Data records
Start

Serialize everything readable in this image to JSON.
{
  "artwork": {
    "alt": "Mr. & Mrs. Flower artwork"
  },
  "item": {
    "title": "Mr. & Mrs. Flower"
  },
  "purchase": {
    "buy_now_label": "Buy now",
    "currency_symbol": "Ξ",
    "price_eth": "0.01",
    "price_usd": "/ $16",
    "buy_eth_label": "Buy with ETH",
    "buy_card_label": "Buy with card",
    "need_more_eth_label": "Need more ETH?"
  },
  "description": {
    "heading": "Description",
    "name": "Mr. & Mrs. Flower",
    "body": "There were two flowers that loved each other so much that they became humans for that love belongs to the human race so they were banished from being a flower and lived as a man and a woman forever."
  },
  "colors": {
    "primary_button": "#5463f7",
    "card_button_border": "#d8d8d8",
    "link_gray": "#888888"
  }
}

End
Start

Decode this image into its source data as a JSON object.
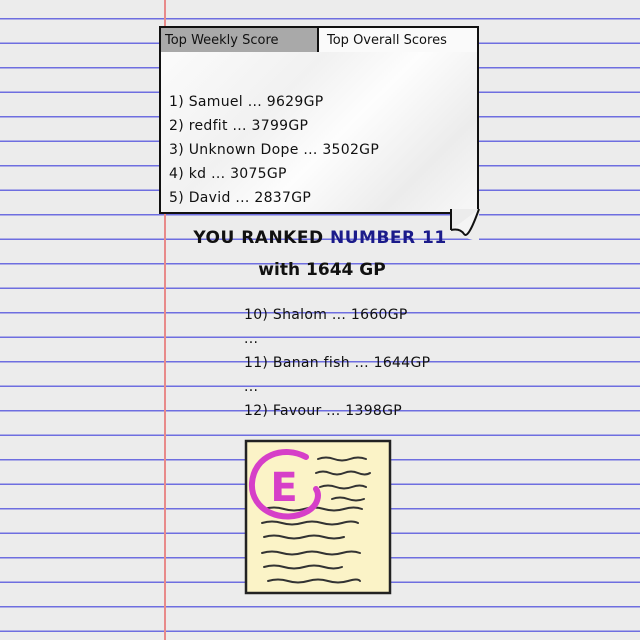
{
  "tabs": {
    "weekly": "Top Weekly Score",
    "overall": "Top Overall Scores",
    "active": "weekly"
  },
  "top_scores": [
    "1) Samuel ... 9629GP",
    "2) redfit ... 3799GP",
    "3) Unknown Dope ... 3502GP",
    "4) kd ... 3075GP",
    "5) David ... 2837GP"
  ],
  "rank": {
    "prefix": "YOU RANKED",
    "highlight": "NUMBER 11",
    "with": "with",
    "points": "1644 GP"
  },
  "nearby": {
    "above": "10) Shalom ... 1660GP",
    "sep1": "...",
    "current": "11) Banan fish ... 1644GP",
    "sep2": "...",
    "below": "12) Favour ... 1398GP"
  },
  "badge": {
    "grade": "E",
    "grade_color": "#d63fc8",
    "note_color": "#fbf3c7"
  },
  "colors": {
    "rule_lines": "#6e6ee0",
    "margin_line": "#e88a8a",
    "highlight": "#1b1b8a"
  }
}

End

What you have to do: Find the word "JSON" and list each line it appears in.

Response to this task:
Serialize everything readable in this image to JSON.
Decode this image into its source data as a JSON object.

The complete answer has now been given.